Exercise directions:
Rewrite the data as a numbered list, from the first line through the line containing "- sidebar-item[interactable]: 单据审核: [2, 70, 85, 84]", including both ends and leaving out blank lines.

(Stored data)
_ _ _ _
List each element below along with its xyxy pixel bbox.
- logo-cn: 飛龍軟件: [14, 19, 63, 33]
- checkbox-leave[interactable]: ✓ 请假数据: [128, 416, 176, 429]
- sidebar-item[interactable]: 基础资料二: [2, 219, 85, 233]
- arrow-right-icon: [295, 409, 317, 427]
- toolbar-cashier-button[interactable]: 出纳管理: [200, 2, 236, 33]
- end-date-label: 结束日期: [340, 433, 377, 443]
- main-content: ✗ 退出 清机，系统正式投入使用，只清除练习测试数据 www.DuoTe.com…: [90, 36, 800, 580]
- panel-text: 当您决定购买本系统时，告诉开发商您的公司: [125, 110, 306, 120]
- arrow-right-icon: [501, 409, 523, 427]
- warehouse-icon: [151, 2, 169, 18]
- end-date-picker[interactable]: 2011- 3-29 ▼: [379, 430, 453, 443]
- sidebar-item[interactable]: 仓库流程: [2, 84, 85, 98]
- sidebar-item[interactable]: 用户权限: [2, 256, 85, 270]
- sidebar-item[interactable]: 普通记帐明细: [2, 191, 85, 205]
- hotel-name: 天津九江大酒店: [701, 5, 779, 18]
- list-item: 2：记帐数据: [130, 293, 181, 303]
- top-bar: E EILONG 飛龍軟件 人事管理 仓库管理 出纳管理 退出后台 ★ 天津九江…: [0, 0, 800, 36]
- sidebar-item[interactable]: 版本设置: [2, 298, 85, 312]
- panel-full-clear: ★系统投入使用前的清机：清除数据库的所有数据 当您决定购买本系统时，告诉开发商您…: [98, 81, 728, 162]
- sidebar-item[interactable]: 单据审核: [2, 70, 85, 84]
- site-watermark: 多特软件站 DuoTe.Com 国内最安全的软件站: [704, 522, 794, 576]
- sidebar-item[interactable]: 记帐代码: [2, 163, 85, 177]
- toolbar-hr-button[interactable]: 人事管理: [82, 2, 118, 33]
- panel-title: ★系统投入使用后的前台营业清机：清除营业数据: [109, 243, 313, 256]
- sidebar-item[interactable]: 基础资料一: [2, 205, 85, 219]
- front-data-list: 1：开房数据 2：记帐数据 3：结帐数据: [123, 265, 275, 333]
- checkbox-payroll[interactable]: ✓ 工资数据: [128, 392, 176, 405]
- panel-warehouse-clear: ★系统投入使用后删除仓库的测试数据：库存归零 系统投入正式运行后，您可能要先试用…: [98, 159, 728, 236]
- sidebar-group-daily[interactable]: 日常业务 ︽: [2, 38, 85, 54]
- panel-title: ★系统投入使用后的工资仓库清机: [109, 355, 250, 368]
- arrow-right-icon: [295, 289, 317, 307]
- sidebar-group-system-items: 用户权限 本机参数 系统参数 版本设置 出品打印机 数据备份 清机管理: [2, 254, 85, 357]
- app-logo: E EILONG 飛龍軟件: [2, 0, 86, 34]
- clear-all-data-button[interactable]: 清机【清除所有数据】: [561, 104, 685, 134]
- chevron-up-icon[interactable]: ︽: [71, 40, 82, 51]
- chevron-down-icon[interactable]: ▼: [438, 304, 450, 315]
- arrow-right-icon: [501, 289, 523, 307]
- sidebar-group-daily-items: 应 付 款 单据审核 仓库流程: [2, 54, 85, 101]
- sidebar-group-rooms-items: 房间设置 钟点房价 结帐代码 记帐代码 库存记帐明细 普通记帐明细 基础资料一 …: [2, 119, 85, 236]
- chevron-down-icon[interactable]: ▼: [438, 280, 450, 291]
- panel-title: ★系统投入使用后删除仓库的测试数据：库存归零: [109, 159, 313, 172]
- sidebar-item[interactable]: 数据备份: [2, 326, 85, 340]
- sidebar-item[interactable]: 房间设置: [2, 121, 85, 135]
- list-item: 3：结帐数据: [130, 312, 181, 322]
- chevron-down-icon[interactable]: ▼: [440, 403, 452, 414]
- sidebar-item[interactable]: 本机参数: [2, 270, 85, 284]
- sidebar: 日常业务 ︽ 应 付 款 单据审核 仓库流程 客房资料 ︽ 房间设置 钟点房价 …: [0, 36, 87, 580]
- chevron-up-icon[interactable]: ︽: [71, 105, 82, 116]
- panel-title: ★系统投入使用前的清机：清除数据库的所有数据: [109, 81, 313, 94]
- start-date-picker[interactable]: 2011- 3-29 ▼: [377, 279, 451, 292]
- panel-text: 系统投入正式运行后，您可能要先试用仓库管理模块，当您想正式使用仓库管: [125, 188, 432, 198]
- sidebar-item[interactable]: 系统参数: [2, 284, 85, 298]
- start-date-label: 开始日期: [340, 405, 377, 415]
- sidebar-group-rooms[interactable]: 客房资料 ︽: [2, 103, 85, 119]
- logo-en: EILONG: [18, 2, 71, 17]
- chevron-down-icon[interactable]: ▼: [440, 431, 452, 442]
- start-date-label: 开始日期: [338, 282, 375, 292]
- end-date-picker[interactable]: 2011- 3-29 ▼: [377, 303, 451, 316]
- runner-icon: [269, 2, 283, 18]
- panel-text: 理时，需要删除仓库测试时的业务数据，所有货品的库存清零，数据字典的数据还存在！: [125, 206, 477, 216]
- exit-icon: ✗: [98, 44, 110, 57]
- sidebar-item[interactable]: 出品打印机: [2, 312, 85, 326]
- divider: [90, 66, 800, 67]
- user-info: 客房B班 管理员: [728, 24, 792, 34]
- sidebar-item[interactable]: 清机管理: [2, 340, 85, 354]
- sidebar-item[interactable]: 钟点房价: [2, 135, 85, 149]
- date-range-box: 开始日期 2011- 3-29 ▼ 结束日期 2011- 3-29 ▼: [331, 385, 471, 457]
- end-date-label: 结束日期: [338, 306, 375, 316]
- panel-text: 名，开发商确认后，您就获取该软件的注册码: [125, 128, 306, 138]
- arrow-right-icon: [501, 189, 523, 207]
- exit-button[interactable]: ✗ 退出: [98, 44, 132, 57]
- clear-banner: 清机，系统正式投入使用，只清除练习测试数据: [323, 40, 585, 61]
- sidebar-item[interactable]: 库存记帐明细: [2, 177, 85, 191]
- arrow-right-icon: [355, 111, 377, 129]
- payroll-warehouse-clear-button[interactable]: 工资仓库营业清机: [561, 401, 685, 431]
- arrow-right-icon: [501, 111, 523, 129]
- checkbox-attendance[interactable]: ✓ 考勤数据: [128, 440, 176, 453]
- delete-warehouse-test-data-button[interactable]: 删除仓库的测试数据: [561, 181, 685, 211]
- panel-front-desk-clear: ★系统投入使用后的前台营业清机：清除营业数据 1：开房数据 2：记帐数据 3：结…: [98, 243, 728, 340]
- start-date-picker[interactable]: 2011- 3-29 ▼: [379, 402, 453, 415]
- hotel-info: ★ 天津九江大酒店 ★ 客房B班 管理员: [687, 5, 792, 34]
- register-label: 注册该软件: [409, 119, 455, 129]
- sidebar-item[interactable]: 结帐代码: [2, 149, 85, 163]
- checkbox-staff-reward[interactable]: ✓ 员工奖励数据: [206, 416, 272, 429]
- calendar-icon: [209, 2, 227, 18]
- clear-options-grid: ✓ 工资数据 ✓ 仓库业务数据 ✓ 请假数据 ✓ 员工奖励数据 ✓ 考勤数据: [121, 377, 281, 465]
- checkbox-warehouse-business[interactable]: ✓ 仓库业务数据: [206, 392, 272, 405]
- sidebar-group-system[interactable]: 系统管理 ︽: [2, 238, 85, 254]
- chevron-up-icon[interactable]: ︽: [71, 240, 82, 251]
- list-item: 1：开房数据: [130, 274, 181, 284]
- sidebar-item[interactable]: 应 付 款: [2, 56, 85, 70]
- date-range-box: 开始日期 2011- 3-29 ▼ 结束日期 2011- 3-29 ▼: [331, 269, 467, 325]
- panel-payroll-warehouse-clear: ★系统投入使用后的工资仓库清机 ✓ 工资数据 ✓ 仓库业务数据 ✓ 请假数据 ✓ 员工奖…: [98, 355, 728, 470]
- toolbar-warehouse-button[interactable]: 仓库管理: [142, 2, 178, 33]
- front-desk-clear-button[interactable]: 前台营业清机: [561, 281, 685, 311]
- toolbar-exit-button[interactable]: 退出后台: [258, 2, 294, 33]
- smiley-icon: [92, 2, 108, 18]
_ _ _ _
Result of this exercise:
1. List each element below along with its xyxy pixel bbox.
2. - logo-cn: 飛龍軟件: [14, 19, 63, 33]
3. - checkbox-leave[interactable]: ✓ 请假数据: [128, 416, 176, 429]
4. - sidebar-item[interactable]: 基础资料二: [2, 219, 85, 233]
5. - arrow-right-icon: [295, 409, 317, 427]
6. - toolbar-cashier-button[interactable]: 出纳管理: [200, 2, 236, 33]
7. - end-date-label: 结束日期: [340, 433, 377, 443]
8. - main-content: ✗ 退出 清机，系统正式投入使用，只清除练习测试数据 www.DuoTe.com…: [90, 36, 800, 580]
9. - panel-text: 当您决定购买本系统时，告诉开发商您的公司: [125, 110, 306, 120]
10. - arrow-right-icon: [501, 409, 523, 427]
11. - warehouse-icon: [151, 2, 169, 18]
12. - end-date-picker[interactable]: 2011- 3-29 ▼: [379, 430, 453, 443]
13. - sidebar-item[interactable]: 仓库流程: [2, 84, 85, 98]
14. - sidebar-item[interactable]: 用户权限: [2, 256, 85, 270]
15. - sidebar-item[interactable]: 普通记帐明细: [2, 191, 85, 205]
16. - hotel-name: 天津九江大酒店: [701, 5, 779, 18]
17. - list-item: 2：记帐数据: [130, 293, 181, 303]
18. - top-bar: E EILONG 飛龍軟件 人事管理 仓库管理 出纳管理 退出后台 ★ 天津九江…: [0, 0, 800, 36]
19. - sidebar-item[interactable]: 版本设置: [2, 298, 85, 312]
20. - panel-full-clear: ★系统投入使用前的清机：清除数据库的所有数据 当您决定购买本系统时，告诉开发商您…: [98, 81, 728, 162]
21. - sidebar-item[interactable]: 单据审核: [2, 70, 85, 84]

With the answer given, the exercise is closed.